DIRECTIVE A.
Does the root vegetable hash thread agree with each statement below? Answer yes or no for each, and quote the words from the thread that decide it. (i) The recipe has the vegetables cooked together in one pot. (ii) Robo410 suggests roasting the vegetables with olive oil and thyme. (iii) toni1948 plans to add asparagus.
DIRECTIVE B.
Carry on the root vegetable hash thread from where it stops.

# Root vegetable medley/hash



## luvs (Apr 17, 2009)

so delicious, guys!

-parsnips
-rutabega
-turnips
-carrot
-fine kosher salt
-wht. pepper
-minced parsley
_____________________________
peel & med. dice veggies.
cook veggies in seperate pots! in cold, salted water. drain &  toss with whole butter. season & garnish by tossing again.

may also fry like hash after cooking veggies & tossing together.


----------



## kadesma (Apr 17, 2009)

luvs said:


> so delicious, guys!
> 
> -parsnips
> -rutabega
> ...


luvs,
this looks yummy, I think it will be the veggies for our Sunday dinner..Thanks for sharing
kades


----------



## luvs (Apr 17, 2009)

kades, you're a dear! i'm glad you like it!


----------



## Robo410 (Apr 18, 2009)

roast then all too ... olive oil thyme salt and pepper ... also really good!


----------



## luvs (Apr 18, 2009)

yum, robo; like taters! delicious!


----------



## Loprraine (Apr 18, 2009)

> -rutabega
> -turnips
> -carrot


 
That's almost our "House Trinity".    I love them roasted.


----------



## toni1948 (Apr 18, 2009)

That sounds good.  Think I'll add some asparagus, too, since it's in season.


----------



## MostlyWater (Apr 18, 2009)

What is a rutebega ?  I have only used parsnip in soup, how does it taste ?


----------



## luvs (Apr 18, 2009)

ratabega is a mild, round root veggie with a thick peel. peel it like a melon with a knife.


----------



## kadesma (Apr 19, 2009)

ITEMS.

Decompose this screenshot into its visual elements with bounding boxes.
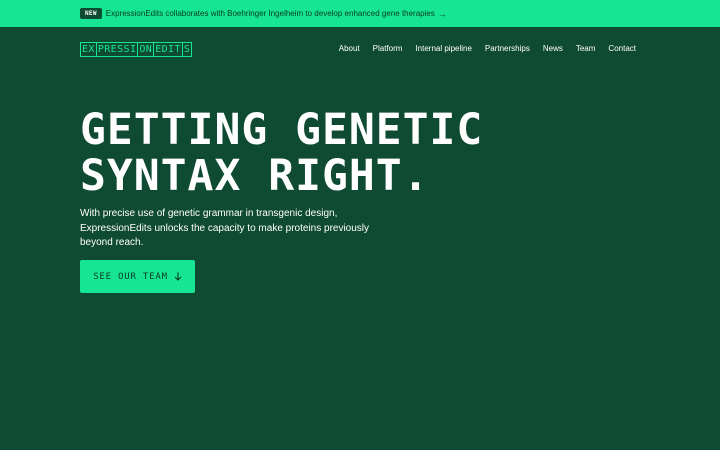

...

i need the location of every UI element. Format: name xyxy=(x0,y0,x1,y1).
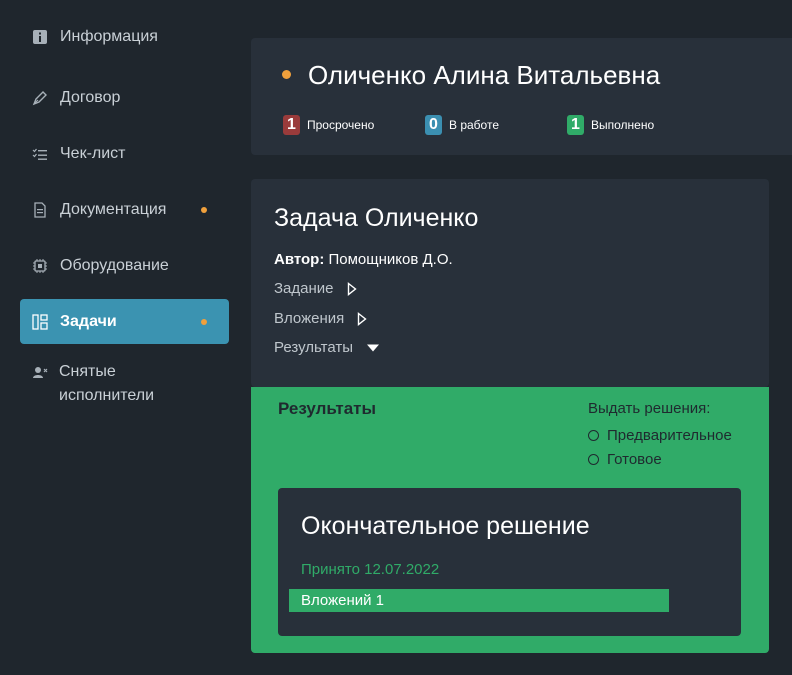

EXERCISE OUTPUT A.
(i) No: "cook veggies in seperate pots!"
(ii) Yes: "roast then all too ... olive oil thyme salt and pepper"
(iii) Yes: "Think I'll add some asparagus, too, since it's in season."

EXERCISE OUTPUT B.
luvs said:


> ratabega is a mild, round root veggie with a thick peel. peel it like a melon with a knife.


Got everything and added 2 golden beets,having this tomorrow with filets, salad with parm crisps and fruit platter, garlic bread..Ethan and Olivia are going to have a field day they both love veggies and fruit Thanks again Luvs
kades


----------



## Loprraine (Apr 19, 2009)

MostlyWater said:


> What is a rutebega ? I have only used parsnip in soup, how does it taste ?


 
Rutabaga is what I called a turnip in Canada.  It's great roasted, or in soups or stews.


----------



## kitchenelf (Apr 19, 2009)

When I roast root veggies sometimes I will drizzle a bit of reduced balsamic on them along with the olive oil and kosher salt.

Thanks luvs for reminding us to eat our veggies!


----------



## luvs (Apr 19, 2009)

not a problem, kades. they like it? &  i'm glad to remind the masses of the importance & yumminess of veggies, too, elf!!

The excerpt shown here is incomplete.